▶ **REQUIREMENTS**: The line containing "Read out every word on this page." marks the start; extract exactly from it through the last line of the entries, and omit any pictures.

▶ **GIVEN ENTRIES**:

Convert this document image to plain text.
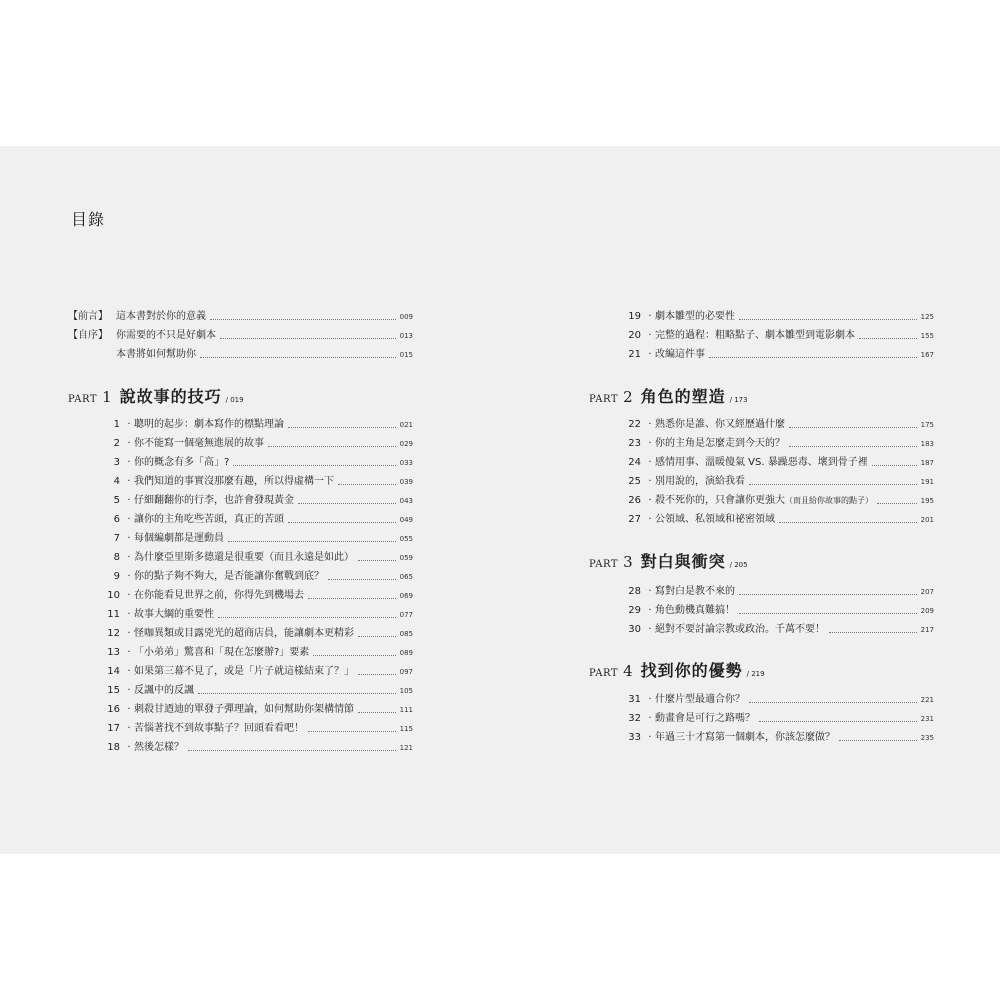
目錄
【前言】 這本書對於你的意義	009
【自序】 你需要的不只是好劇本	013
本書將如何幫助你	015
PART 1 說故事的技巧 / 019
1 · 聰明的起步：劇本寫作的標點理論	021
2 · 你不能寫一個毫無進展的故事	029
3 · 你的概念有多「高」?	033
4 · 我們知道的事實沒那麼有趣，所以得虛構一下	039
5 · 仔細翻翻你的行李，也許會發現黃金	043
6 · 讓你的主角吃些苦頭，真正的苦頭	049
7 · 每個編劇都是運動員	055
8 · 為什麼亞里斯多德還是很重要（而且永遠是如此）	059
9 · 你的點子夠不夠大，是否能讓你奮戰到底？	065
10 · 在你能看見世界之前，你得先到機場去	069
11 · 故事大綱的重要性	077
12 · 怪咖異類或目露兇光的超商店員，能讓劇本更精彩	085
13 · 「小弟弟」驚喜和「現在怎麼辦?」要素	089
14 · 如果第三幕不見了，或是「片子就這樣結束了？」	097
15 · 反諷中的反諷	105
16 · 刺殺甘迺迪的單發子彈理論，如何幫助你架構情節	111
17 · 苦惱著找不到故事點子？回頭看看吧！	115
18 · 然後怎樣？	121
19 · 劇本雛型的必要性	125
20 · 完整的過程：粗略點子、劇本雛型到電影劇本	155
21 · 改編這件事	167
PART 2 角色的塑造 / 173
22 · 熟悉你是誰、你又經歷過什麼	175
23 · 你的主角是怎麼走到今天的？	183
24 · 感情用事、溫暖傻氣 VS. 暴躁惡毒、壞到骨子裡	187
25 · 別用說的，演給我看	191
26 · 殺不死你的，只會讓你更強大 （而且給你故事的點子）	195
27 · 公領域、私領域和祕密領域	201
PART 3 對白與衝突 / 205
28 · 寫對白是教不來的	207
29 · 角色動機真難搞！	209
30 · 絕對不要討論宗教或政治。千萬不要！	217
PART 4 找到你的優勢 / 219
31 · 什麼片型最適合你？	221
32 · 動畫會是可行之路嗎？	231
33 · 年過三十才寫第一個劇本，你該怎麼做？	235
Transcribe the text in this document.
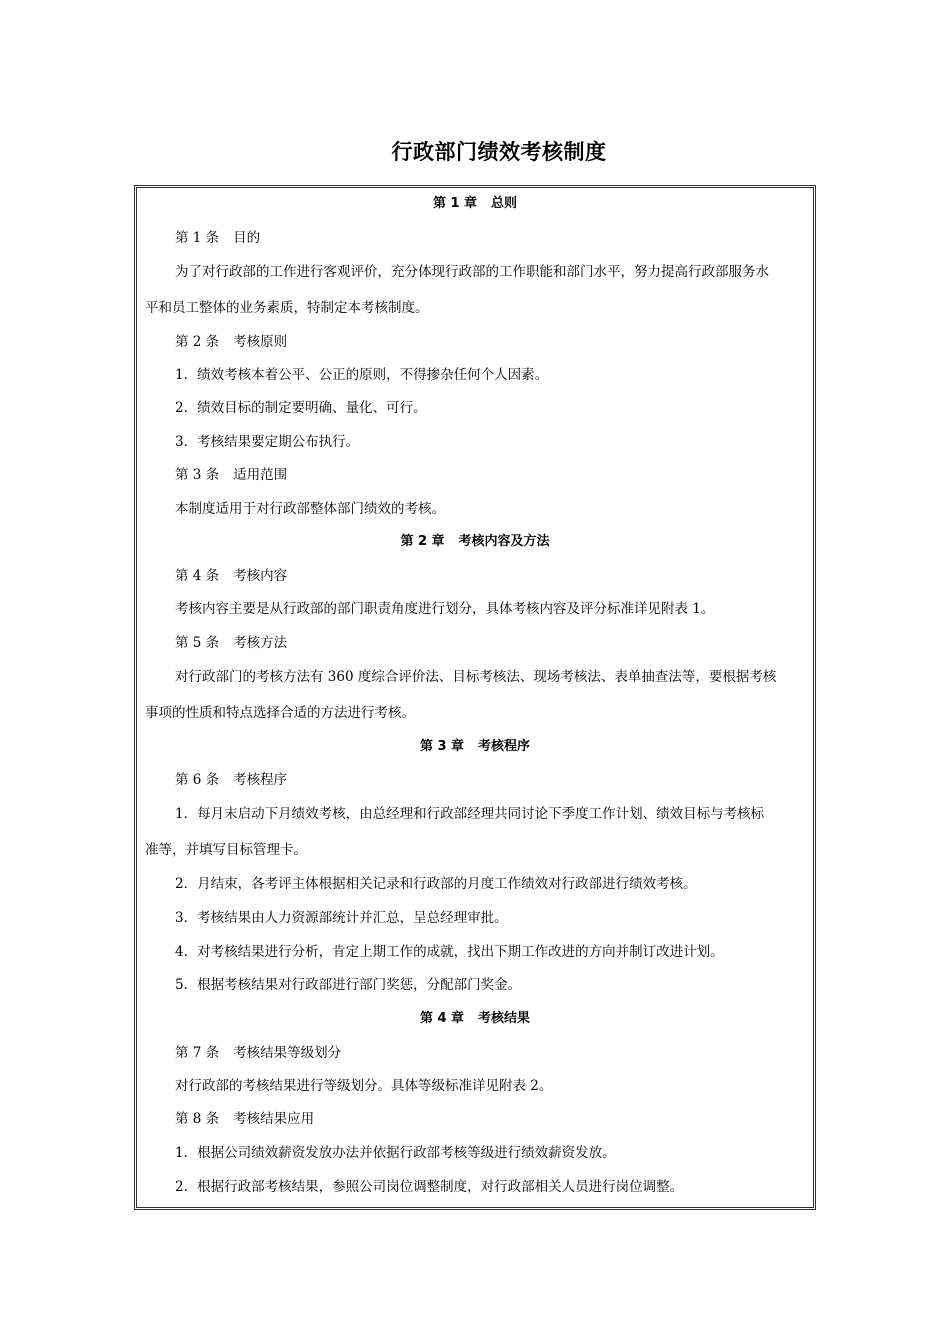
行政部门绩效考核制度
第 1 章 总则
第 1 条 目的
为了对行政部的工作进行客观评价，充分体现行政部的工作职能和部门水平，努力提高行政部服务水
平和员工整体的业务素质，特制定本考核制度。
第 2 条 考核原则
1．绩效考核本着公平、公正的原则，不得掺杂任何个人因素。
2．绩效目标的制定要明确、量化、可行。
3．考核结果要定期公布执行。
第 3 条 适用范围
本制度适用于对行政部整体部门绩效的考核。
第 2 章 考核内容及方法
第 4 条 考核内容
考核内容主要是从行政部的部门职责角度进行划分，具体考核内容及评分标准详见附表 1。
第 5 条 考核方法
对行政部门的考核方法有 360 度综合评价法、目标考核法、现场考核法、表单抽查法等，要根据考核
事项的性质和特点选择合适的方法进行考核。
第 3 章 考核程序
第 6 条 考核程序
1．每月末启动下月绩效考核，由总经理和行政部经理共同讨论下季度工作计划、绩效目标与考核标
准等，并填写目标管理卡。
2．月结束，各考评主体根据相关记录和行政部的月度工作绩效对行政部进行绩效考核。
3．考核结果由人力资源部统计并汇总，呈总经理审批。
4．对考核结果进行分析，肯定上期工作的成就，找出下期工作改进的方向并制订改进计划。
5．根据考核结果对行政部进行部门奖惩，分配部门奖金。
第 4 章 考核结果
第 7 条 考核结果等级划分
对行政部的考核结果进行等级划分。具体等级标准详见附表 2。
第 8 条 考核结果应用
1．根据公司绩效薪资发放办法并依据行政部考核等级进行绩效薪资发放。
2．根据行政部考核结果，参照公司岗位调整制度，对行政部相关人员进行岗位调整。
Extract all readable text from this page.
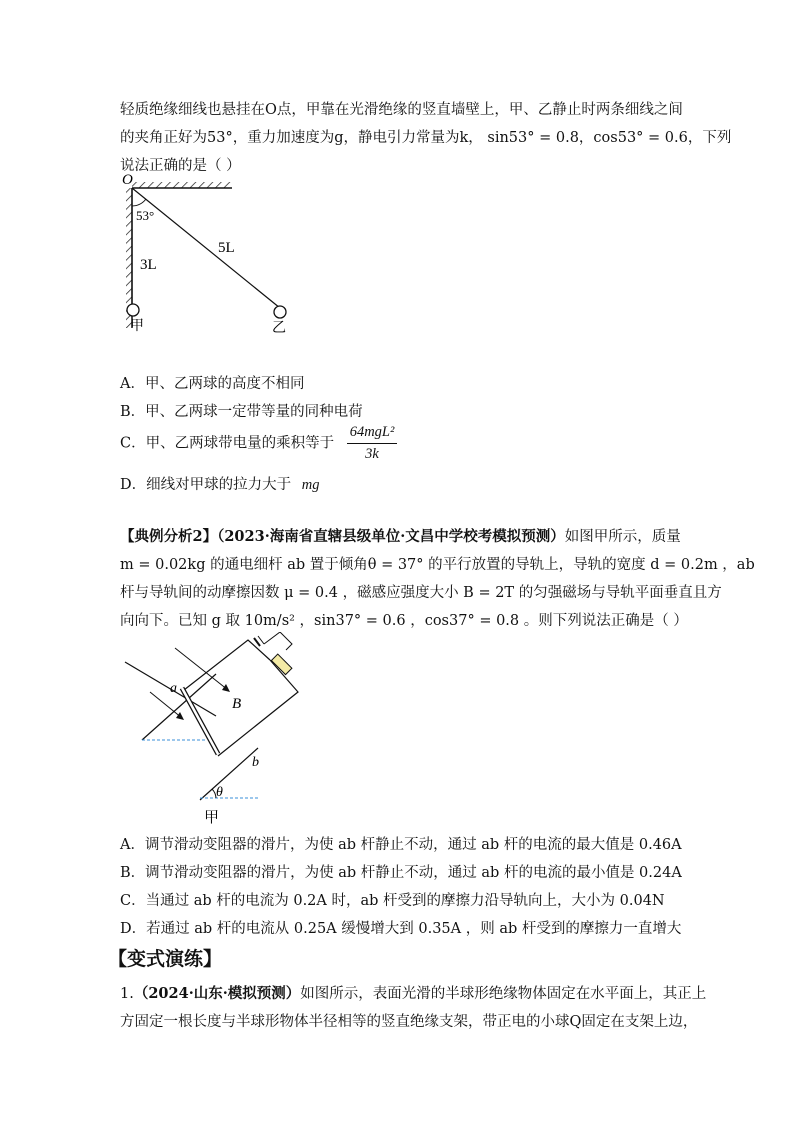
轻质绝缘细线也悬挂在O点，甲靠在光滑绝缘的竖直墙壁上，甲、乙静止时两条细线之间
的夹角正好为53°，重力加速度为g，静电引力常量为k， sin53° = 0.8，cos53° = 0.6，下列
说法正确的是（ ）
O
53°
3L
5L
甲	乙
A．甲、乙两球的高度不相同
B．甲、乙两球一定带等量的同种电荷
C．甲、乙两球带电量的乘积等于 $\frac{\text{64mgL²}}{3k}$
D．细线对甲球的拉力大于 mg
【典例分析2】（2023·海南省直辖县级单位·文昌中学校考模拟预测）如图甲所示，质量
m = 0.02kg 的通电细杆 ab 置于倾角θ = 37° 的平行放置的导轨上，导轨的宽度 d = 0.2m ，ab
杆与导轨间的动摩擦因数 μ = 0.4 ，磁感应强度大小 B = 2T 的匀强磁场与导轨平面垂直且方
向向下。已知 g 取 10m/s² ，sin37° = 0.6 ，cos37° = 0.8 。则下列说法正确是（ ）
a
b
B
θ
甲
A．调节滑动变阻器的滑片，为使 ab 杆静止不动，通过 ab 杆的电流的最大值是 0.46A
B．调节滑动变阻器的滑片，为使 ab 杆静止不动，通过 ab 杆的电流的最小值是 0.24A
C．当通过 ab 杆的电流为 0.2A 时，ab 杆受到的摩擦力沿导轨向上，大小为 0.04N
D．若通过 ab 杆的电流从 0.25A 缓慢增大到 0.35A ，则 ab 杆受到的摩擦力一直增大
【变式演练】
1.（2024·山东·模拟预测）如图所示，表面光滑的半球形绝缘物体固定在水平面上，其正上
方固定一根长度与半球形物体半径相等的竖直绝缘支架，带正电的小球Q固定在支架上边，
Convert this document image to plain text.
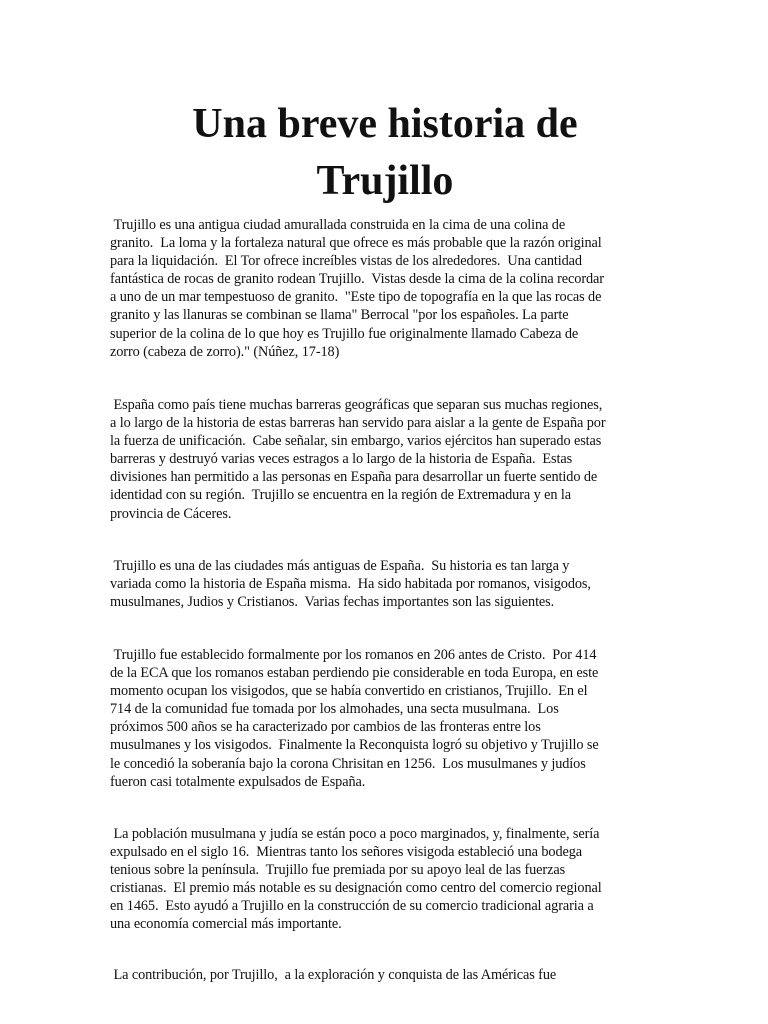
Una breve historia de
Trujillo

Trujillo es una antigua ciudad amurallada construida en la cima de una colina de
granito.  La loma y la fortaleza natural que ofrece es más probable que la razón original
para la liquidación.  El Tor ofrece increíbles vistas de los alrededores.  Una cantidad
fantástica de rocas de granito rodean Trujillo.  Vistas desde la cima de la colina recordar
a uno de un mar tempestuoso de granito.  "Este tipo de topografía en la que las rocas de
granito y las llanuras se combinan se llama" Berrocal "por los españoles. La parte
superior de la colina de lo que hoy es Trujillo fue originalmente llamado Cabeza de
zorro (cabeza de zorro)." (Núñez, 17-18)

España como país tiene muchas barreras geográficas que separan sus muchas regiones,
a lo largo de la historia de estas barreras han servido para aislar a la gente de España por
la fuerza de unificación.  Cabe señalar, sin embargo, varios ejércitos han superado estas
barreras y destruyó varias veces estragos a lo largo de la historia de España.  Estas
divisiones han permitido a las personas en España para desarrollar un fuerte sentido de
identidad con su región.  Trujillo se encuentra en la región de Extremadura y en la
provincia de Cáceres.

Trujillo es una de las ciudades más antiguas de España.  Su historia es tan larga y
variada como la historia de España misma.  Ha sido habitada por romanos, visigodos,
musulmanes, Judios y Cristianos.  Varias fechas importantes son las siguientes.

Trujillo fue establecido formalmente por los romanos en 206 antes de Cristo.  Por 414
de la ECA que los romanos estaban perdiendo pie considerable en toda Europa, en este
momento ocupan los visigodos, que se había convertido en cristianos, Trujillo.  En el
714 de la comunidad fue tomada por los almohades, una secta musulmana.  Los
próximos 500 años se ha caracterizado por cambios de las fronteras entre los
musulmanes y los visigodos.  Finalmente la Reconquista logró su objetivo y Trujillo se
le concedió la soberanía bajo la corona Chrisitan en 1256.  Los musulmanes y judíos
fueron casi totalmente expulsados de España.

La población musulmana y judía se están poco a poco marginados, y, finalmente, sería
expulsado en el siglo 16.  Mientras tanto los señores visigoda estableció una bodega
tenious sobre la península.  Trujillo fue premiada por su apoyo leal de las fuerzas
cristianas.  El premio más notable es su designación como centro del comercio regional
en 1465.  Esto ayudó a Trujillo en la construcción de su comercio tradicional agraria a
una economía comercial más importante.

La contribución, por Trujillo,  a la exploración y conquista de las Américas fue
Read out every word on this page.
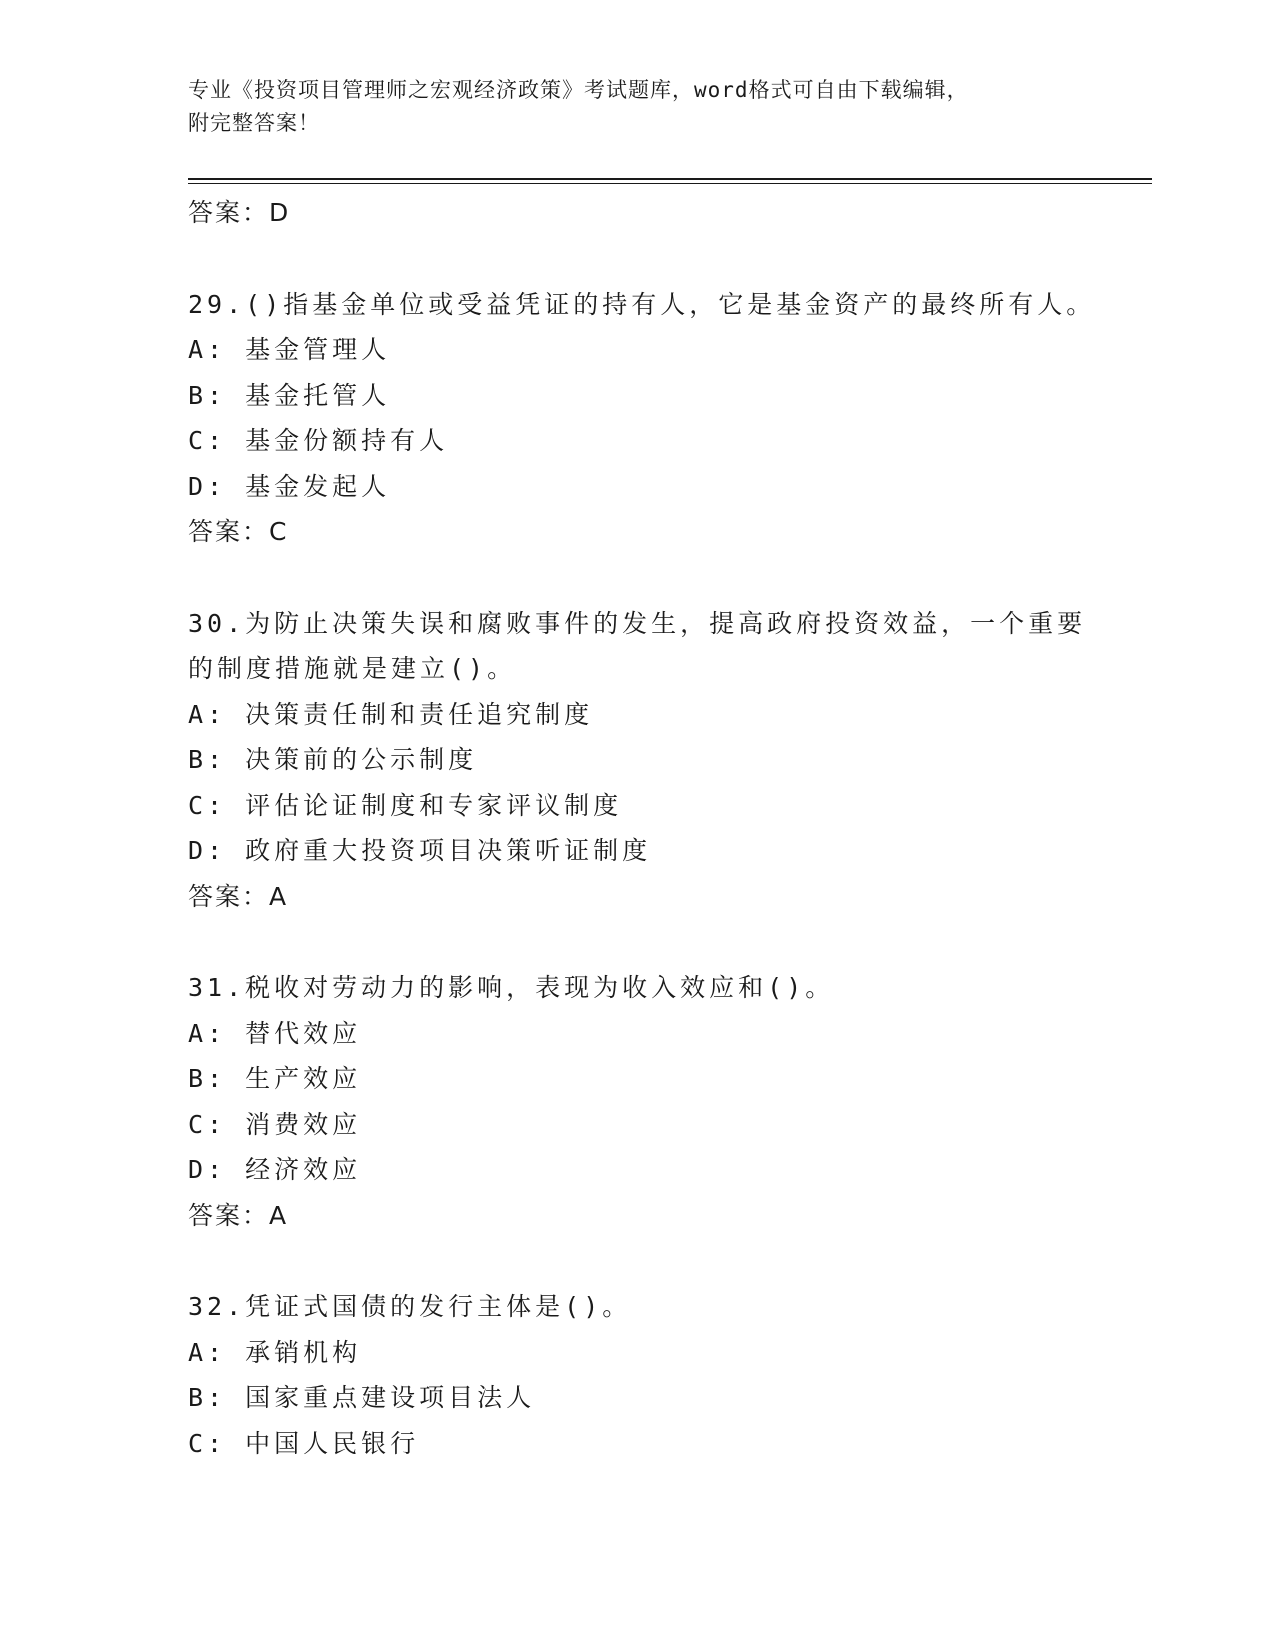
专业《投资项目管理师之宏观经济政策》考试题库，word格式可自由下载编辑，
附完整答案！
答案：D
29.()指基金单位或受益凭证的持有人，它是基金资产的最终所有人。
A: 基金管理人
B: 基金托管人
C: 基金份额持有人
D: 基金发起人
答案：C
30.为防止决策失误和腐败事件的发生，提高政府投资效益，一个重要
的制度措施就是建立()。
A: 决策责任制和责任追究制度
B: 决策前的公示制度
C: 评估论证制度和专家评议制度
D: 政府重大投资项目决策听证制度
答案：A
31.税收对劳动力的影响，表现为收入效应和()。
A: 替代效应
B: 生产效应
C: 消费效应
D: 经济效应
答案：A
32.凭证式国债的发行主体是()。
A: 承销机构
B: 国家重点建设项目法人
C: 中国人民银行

▶ **OUTPUT OF THE EXERCISE**:
Read out every word on this page.
专业《投资项目管理师之宏观经济政策》考试题库，word格式可自由下载编辑，
附完整答案！
答案：D
29.()指基金单位或受益凭证的持有人，它是基金资产的最终所有人。
A: 基金管理人
B: 基金托管人
C: 基金份额持有人
D: 基金发起人
答案：C
30.为防止决策失误和腐败事件的发生，提高政府投资效益，一个重要
的制度措施就是建立()。
A: 决策责任制和责任追究制度
B: 决策前的公示制度
C: 评估论证制度和专家评议制度
D: 政府重大投资项目决策听证制度
答案：A
31.税收对劳动力的影响，表现为收入效应和()。
A: 替代效应
B: 生产效应
C: 消费效应
D: 经济效应
答案：A
32.凭证式国债的发行主体是()。
A: 承销机构
B: 国家重点建设项目法人
C: 中国人民银行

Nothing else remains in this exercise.